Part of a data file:

----------------

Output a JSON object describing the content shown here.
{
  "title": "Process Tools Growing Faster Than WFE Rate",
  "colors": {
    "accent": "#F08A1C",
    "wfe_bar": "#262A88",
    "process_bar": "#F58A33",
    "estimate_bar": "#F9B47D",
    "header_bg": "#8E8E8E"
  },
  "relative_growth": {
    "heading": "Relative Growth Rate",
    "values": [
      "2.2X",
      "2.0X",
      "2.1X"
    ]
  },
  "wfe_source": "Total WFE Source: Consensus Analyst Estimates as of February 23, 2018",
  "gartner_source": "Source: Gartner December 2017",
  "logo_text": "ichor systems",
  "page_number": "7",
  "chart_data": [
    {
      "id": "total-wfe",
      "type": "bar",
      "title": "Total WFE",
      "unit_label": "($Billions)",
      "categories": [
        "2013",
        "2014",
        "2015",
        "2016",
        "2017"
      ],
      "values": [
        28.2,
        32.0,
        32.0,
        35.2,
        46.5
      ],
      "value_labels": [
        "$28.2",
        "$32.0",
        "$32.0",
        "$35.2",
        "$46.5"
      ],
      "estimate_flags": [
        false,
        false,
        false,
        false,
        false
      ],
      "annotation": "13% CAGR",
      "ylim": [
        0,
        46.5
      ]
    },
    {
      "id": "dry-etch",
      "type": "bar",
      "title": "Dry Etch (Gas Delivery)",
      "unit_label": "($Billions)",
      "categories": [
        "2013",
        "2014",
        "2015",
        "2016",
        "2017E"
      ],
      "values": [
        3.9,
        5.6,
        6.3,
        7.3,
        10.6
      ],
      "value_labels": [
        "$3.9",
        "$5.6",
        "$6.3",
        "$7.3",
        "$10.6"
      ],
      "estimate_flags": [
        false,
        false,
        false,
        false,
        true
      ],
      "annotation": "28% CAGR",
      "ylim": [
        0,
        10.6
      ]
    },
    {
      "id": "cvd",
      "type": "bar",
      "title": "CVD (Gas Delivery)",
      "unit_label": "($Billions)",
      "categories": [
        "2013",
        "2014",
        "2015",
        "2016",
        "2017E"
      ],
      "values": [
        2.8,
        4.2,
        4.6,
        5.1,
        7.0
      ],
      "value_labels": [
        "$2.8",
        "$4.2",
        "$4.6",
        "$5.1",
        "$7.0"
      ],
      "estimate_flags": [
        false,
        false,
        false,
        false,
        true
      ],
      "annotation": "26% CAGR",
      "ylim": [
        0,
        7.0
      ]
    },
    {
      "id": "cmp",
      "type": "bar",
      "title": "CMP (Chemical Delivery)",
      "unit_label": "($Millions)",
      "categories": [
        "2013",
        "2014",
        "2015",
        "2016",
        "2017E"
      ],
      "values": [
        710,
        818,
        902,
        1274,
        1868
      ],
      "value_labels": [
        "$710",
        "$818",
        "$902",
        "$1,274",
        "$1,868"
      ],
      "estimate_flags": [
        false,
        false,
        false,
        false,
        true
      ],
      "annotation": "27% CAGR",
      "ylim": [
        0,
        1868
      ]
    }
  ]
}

----------------

- Stated goal -
Recopy the entries above in their entirety, exactly.

- Correct output -
Output a JSON object describing the content shown here.
{
  "title": "Process Tools Growing Faster Than WFE Rate",
  "colors": {
    "accent": "#F08A1C",
    "wfe_bar": "#262A88",
    "process_bar": "#F58A33",
    "estimate_bar": "#F9B47D",
    "header_bg": "#8E8E8E"
  },
  "relative_growth": {
    "heading": "Relative Growth Rate",
    "values": [
      "2.2X",
      "2.0X",
      "2.1X"
    ]
  },
  "wfe_source": "Total WFE Source: Consensus Analyst Estimates as of February 23, 2018",
  "gartner_source": "Source: Gartner December 2017",
  "logo_text": "ichor systems",
  "page_number": "7",
  "chart_data": [
    {
      "id": "total-wfe",
      "type": "bar",
      "title": "Total WFE",
      "unit_label": "($Billions)",
      "categories": [
        "2013",
        "2014",
        "2015",
        "2016",
        "2017"
      ],
      "values": [
        28.2,
        32.0,
        32.0,
        35.2,
        46.5
      ],
      "value_labels": [
        "$28.2",
        "$32.0",
        "$32.0",
        "$35.2",
        "$46.5"
      ],
      "estimate_flags": [
        false,
        false,
        false,
        false,
        false
      ],
      "annotation": "13% CAGR",
      "ylim": [
        0,
        46.5
      ]
    },
    {
      "id": "dry-etch",
      "type": "bar",
      "title": "Dry Etch (Gas Delivery)",
      "unit_label": "($Billions)",
      "categories": [
        "2013",
        "2014",
        "2015",
        "2016",
        "2017E"
      ],
      "values": [
        3.9,
        5.6,
        6.3,
        7.3,
        10.6
      ],
      "value_labels": [
        "$3.9",
        "$5.6",
        "$6.3",
        "$7.3",
        "$10.6"
      ],
      "estimate_flags": [
        false,
        false,
        false,
        false,
        true
      ],
      "annotation": "28% CAGR",
      "ylim": [
        0,
        10.6
      ]
    },
    {
      "id": "cvd",
      "type": "bar",
      "title": "CVD (Gas Delivery)",
      "unit_label": "($Billions)",
      "categories": [
        "2013",
        "2014",
        "2015",
        "2016",
        "2017E"
      ],
      "values": [
        2.8,
        4.2,
        4.6,
        5.1,
        7.0
      ],
      "value_labels": [
        "$2.8",
        "$4.2",
        "$4.6",
        "$5.1",
        "$7.0"
      ],
      "estimate_flags": [
        false,
        false,
        false,
        false,
        true
      ],
      "annotation": "26% CAGR",
      "ylim": [
        0,
        7.0
      ]
    },
    {
      "id": "cmp",
      "type": "bar",
      "title": "CMP (Chemical Delivery)",
      "unit_label": "($Millions)",
      "categories": [
        "2013",
        "2014",
        "2015",
        "2016",
        "2017E"
      ],
      "values": [
        710,
        818,
        902,
        1274,
        1868
      ],
      "value_labels": [
        "$710",
        "$818",
        "$902",
        "$1,274",
        "$1,868"
      ],
      "estimate_flags": [
        false,
        false,
        false,
        false,
        true
      ],
      "annotation": "27% CAGR",
      "ylim": [
        0,
        1868
      ]
    }
  ]
}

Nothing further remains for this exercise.